*What this task involves*. Reproduce, character for character, the portion of the Delta table notebook that begins at "Schema enforcement: [_LEGACY_ERROR_TEMP_DELTA_0007]" and ends after "timestamp (nullable = true)".

*Article*.

☆ ☆ ☆ ☆

##Load your e-commerce data

In [0]:
# Load your e-commerce data
events = spark.read.csv("/Volumes/workspace/ecommerce/ecommerce_data/2019-Oct.csv", header=True, inferSchema=True)
print(f"Loaded {events.count()} rows from CSV")

Loaded 42448764 rows from CSV


##1: Convert CSV to Delta format

In [0]:
delta_path = "/Volumes/workspace/ecommerce/ecommerce_data/events_delta"
events.write.format("delta").mode("overwrite").save(delta_path)
print(f"✓ Task 1: Saved Delta to {delta_path}")

✓ Task 1: Saved Delta to /Volumes/workspace/ecommerce/ecommerce_data/events_delta


##2: Create managed table

In [0]:
events.write.format("delta").saveAsTable("events_table")
print("✓ Step 2: Created managed table 'events_table'")

✓ Step 2: Created managed table 'events_table'


##3: SQL approach


In [0]:
spark.sql("""
    CREATE TABLE events_delta
    USING DELTA
    AS SELECT * FROM events_table
""")


DataFrame[num_affected_rows: bigint, num_inserted_rows: bigint]

##4: Test schema enforcement

In [0]:
try:
    wrong_schema = spark.createDataFrame([("a","b","c")], ["x","y","z"])
    wrong_schema.write.format("delta").mode("append").save(delta_path)
except Exception as e:
    print(f"Schema enforcement: {e}")

print("✓ All 4 tasks completed!")

Schema enforcement: [_LEGACY_ERROR_TEMP_DELTA_0007] A schema mismatch detected when writing to the Delta table (Table ID: 3ab275ef-9108-4584-92ac-c13172315126).
To enable schema migration using DataFrameWriter or DataStreamWriter, please set:
'.option("mergeSchema", "true")'.
For other operations, set the session configuration
spark.databricks.delta.schema.autoMerge.enabled to "true". See the documentation
specific to the operation for details.

Table schema:
root
-- event_time: timestamp (nullable = true)
-- event_type: string (nullable = true)
-- product_id: integer (nullable = true)
-- category_id: long (nullable = true)
-- category_code: string (nullable = true)
-- brand: string (nullable = true)
-- price: double (nullable = true)
-- user_id: integer (nullable = true)
-- user_session: string (nullable = true)


Data schema:
root
-- x: string (nullable = true)

☆ ☆ ☆ ☆

*Provided material*.
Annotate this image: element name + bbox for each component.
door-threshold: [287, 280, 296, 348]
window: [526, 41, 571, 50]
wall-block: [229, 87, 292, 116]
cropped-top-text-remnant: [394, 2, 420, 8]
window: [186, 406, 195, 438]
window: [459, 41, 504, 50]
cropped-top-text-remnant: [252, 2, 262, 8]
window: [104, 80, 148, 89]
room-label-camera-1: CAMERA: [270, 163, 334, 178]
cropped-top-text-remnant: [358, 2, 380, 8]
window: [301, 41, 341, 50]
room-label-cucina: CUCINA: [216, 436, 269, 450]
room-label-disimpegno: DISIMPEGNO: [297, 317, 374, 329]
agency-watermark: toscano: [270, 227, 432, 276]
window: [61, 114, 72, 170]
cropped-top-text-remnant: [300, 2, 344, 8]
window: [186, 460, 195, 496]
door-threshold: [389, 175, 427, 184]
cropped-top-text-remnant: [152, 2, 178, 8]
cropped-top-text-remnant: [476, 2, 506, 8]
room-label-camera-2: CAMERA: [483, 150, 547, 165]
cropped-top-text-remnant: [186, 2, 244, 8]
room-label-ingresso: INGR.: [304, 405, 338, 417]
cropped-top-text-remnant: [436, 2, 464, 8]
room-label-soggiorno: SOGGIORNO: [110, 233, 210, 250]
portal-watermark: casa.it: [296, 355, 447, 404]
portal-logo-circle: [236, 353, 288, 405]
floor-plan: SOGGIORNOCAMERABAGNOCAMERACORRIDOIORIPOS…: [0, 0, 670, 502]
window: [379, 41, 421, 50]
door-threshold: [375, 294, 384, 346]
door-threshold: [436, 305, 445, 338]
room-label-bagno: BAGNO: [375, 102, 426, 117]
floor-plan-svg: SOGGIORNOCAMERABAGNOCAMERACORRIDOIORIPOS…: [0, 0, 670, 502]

☆ ☆ ☆ ☆

*Expected output*.
Schema enforcement: [_LEGACY_ERROR_TEMP_DELTA_0007] A schema mismatch detected when writing to the Delta table (Table ID: 3ab275ef-9108-4584-92ac-c13172315126).
To enable schema migration using DataFrameWriter or DataStreamWriter, please set:
'.option("mergeSchema", "true")'.
For other operations, set the session configuration
spark.databricks.delta.schema.autoMerge.enabled to "true". See the documentation
specific to the operation for details.

Table schema:
root
-- event_time: timestamp (nullable = true)